# Start of MATERIALS PROVIDED

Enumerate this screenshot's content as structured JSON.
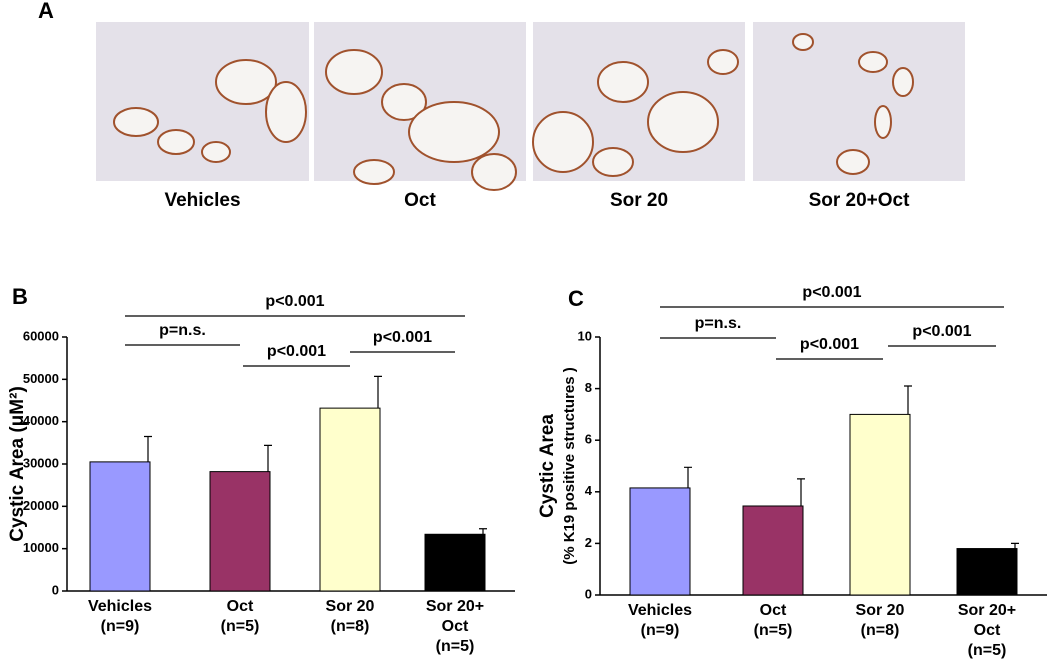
{
  "panel_a": {
    "label": "A",
    "captions": [
      "Vehicles",
      "Oct",
      "Sor 20",
      "Sor 20+Oct"
    ]
  },
  "chart_data": [
    {
      "type": "bar",
      "panel_label": "B",
      "y_label": [
        "Cystic Area (μM²)"
      ],
      "categories": [
        [
          "Vehicles",
          "(n=9)"
        ],
        [
          "Oct",
          "(n=5)"
        ],
        [
          "Sor 20",
          "(n=8)"
        ],
        [
          "Sor 20+",
          "Oct",
          "(n=5)"
        ]
      ],
      "values": [
        30500,
        28200,
        43200,
        13400
      ],
      "errors": [
        6000,
        6200,
        7500,
        1300
      ],
      "colors": [
        "#9999ff",
        "#993366",
        "#ffffcc",
        "#000000"
      ],
      "ylim": [
        0,
        60000
      ],
      "yticks": [
        0,
        10000,
        20000,
        30000,
        40000,
        50000,
        60000
      ],
      "brackets": [
        "p<0.001",
        "p=n.s.",
        "p<0.001",
        "p<0.001"
      ]
    },
    {
      "type": "bar",
      "panel_label": "C",
      "y_label": [
        "Cystic Area",
        "(% K19 positive structures )"
      ],
      "categories": [
        [
          "Vehicles",
          "(n=9)"
        ],
        [
          "Oct",
          "(n=5)"
        ],
        [
          "Sor 20",
          "(n=8)"
        ],
        [
          "Sor 20+",
          "Oct",
          "(n=5)"
        ]
      ],
      "values": [
        4.15,
        3.45,
        7.0,
        1.8
      ],
      "errors": [
        0.8,
        1.05,
        1.1,
        0.2
      ],
      "colors": [
        "#9999ff",
        "#993366",
        "#ffffcc",
        "#000000"
      ],
      "ylim": [
        0,
        10
      ],
      "yticks": [
        0,
        2,
        4,
        6,
        8,
        10
      ],
      "brackets": [
        "p<0.001",
        "p=n.s.",
        "p<0.001",
        "p<0.001"
      ]
    }
  ]
}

# End of MATERIALS PROVIDED

- **GOAL OF THE EXERCISE**
Repeat the records in full, exactly as they appear, without the pictures.

- **EXERCISE OUTPUT**
Enumerate this screenshot's content as structured JSON.
{
  "panel_a": {
    "label": "A",
    "captions": [
      "Vehicles",
      "Oct",
      "Sor 20",
      "Sor 20+Oct"
    ]
  },
  "chart_data": [
    {
      "type": "bar",
      "panel_label": "B",
      "y_label": [
        "Cystic Area (μM²)"
      ],
      "categories": [
        [
          "Vehicles",
          "(n=9)"
        ],
        [
          "Oct",
          "(n=5)"
        ],
        [
          "Sor 20",
          "(n=8)"
        ],
        [
          "Sor 20+",
          "Oct",
          "(n=5)"
        ]
      ],
      "values": [
        30500,
        28200,
        43200,
        13400
      ],
      "errors": [
        6000,
        6200,
        7500,
        1300
      ],
      "colors": [
        "#9999ff",
        "#993366",
        "#ffffcc",
        "#000000"
      ],
      "ylim": [
        0,
        60000
      ],
      "yticks": [
        0,
        10000,
        20000,
        30000,
        40000,
        50000,
        60000
      ],
      "brackets": [
        "p<0.001",
        "p=n.s.",
        "p<0.001",
        "p<0.001"
      ]
    },
    {
      "type": "bar",
      "panel_label": "C",
      "y_label": [
        "Cystic Area",
        "(% K19 positive structures )"
      ],
      "categories": [
        [
          "Vehicles",
          "(n=9)"
        ],
        [
          "Oct",
          "(n=5)"
        ],
        [
          "Sor 20",
          "(n=8)"
        ],
        [
          "Sor 20+",
          "Oct",
          "(n=5)"
        ]
      ],
      "values": [
        4.15,
        3.45,
        7.0,
        1.8
      ],
      "errors": [
        0.8,
        1.05,
        1.1,
        0.2
      ],
      "colors": [
        "#9999ff",
        "#993366",
        "#ffffcc",
        "#000000"
      ],
      "ylim": [
        0,
        10
      ],
      "yticks": [
        0,
        2,
        4,
        6,
        8,
        10
      ],
      "brackets": [
        "p<0.001",
        "p=n.s.",
        "p<0.001",
        "p<0.001"
      ]
    }
  ]
}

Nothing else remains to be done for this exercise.